Give only the number of lines in the records that include the string "since".

-- start of Task inputs --

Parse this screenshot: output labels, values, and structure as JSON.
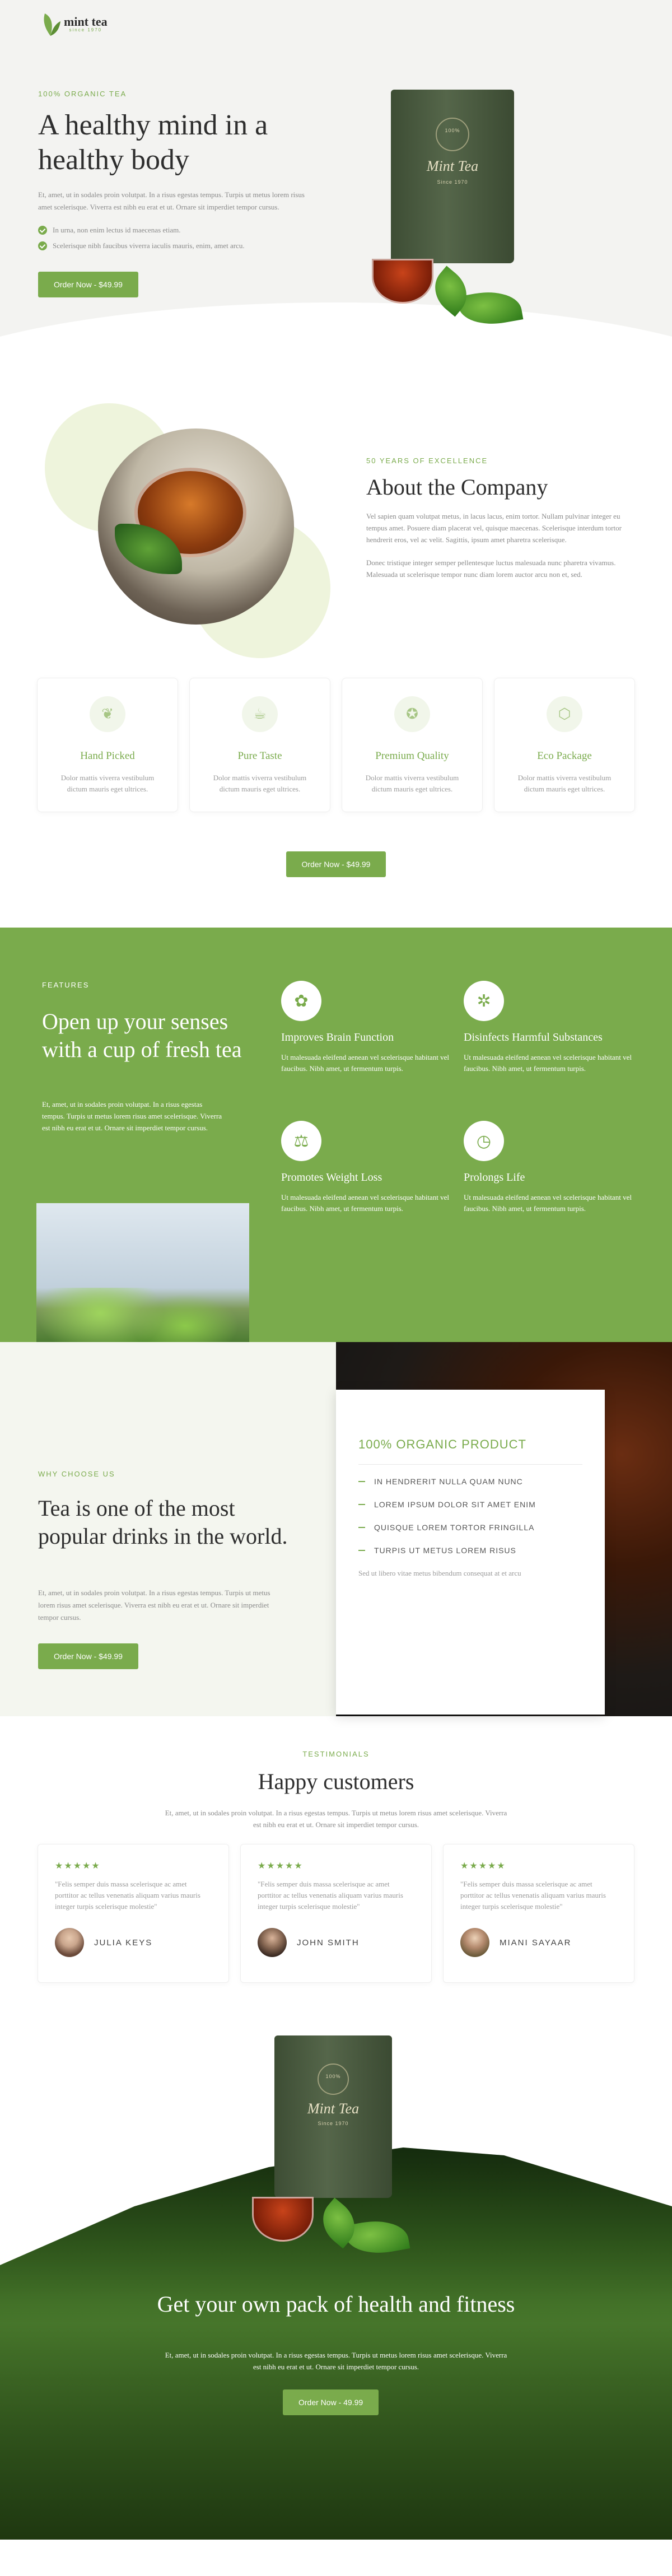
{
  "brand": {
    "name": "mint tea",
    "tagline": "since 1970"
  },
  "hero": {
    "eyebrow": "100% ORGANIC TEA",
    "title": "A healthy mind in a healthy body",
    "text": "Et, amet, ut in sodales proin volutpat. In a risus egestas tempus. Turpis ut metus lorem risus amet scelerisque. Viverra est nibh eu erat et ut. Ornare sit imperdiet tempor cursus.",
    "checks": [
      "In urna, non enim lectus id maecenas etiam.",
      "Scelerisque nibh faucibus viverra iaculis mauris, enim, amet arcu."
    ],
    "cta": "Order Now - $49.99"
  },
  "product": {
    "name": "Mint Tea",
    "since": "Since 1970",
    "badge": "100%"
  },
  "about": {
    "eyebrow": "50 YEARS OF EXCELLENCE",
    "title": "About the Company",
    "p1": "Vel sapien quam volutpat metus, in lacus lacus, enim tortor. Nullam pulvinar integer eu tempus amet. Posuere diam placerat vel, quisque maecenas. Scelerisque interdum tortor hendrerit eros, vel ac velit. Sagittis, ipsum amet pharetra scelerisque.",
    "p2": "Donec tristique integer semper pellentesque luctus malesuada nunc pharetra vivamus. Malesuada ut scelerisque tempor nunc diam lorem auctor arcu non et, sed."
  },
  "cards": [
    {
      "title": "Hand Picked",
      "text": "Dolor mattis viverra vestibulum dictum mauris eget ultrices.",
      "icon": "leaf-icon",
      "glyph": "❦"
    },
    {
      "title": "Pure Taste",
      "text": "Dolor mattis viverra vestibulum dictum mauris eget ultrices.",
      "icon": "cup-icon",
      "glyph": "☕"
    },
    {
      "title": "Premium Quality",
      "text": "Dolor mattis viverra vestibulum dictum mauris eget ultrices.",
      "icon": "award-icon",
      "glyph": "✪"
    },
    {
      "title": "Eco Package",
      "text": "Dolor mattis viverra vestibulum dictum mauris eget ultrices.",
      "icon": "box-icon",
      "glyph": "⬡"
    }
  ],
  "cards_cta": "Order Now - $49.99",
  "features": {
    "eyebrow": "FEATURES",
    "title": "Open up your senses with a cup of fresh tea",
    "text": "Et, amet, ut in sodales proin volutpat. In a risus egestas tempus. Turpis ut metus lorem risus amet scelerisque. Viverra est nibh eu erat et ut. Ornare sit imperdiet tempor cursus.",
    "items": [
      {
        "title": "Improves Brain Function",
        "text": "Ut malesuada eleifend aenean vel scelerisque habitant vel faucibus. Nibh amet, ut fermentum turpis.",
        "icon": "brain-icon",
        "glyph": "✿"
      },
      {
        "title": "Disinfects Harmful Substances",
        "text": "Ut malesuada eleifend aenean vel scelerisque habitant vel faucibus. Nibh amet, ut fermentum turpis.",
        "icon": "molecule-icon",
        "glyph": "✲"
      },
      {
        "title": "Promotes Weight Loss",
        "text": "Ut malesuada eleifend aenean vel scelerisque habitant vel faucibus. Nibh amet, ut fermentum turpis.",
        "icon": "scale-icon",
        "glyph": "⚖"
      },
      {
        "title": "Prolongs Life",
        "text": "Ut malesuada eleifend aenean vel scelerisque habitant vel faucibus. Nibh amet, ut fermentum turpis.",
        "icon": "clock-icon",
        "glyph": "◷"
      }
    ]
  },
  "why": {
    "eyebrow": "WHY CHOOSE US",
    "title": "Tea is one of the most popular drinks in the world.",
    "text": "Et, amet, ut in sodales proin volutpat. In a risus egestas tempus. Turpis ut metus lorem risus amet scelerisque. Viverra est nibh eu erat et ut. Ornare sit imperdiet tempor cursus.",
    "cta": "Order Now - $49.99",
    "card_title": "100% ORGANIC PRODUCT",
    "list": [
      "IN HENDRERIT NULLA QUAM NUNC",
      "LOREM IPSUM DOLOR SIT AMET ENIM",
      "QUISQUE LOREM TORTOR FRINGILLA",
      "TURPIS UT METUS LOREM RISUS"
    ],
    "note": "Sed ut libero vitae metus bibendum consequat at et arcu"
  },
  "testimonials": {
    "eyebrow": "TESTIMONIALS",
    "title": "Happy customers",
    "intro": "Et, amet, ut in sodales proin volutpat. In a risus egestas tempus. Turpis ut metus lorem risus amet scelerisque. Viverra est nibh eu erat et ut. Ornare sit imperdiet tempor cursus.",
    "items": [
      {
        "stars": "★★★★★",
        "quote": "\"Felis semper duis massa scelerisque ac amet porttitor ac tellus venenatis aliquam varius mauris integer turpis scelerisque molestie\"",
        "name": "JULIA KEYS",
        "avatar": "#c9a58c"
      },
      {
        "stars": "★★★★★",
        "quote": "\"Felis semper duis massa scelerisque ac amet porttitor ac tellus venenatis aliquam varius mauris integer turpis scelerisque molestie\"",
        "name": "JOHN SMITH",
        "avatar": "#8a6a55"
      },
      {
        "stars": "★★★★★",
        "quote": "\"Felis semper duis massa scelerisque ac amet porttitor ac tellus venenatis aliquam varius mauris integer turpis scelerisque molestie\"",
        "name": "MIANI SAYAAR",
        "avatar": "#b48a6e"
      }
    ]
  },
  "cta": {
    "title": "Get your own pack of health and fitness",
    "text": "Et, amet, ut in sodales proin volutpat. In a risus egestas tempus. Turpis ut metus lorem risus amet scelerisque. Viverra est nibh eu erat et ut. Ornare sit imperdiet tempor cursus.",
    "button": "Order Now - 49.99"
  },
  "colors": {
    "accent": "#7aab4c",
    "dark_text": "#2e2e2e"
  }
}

-- end of Task inputs --
-- start of Task inputs --

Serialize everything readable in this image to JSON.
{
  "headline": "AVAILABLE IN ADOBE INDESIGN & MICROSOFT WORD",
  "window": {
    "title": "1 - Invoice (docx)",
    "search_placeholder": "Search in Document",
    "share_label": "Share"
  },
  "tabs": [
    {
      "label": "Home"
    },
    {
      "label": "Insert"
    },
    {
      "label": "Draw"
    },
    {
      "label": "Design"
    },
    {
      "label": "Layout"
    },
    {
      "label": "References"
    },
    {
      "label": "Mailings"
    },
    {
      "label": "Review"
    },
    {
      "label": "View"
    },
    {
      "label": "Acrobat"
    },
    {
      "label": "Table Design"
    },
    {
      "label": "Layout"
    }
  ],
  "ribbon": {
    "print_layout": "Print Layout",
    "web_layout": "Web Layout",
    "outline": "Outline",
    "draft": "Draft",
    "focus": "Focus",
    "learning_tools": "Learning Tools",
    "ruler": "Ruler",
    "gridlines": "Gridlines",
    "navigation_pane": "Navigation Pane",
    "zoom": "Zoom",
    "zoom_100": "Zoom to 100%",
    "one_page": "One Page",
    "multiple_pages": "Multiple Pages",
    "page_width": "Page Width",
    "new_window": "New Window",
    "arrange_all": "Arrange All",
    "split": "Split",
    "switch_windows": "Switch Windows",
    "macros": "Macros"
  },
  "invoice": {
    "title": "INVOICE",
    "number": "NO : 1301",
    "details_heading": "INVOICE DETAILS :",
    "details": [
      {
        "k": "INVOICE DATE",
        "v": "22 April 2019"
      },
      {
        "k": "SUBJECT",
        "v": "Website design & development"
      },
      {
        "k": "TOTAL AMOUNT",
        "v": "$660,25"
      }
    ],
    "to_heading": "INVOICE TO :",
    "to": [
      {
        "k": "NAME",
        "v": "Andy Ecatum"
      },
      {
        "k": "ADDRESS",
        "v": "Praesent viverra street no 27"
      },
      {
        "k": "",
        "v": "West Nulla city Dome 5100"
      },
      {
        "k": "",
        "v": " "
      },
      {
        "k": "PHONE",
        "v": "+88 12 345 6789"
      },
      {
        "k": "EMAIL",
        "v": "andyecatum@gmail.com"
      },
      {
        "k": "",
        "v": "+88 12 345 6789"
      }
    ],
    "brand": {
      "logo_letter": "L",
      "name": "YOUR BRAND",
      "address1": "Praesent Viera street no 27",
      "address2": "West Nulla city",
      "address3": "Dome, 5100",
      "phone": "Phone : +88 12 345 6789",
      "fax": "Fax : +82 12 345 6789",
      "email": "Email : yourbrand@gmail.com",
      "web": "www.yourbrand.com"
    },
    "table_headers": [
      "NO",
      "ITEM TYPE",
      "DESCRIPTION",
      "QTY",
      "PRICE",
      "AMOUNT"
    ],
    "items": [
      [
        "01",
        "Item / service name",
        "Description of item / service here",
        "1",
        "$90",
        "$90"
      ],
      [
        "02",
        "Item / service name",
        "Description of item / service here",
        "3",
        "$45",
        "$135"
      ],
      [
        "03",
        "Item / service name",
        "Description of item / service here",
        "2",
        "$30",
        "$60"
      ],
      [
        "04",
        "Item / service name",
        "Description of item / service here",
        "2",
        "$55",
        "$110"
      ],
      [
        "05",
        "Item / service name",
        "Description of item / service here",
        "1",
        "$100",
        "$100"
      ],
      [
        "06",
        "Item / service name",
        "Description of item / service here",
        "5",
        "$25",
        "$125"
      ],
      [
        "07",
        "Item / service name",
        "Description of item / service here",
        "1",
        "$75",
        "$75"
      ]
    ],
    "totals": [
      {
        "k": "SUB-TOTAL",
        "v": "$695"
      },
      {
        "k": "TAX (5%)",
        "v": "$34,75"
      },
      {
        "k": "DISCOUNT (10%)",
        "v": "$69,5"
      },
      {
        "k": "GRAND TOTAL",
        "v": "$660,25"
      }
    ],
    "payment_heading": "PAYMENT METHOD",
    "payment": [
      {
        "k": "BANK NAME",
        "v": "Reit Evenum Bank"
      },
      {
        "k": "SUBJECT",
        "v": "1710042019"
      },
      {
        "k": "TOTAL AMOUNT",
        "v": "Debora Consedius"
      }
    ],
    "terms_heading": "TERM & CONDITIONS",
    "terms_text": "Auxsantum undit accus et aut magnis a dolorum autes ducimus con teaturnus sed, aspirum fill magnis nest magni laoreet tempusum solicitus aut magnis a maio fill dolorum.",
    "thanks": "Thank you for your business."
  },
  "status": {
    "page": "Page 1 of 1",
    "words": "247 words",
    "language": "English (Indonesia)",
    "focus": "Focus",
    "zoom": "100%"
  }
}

-- end of Task inputs --

**Result of this exercise**
2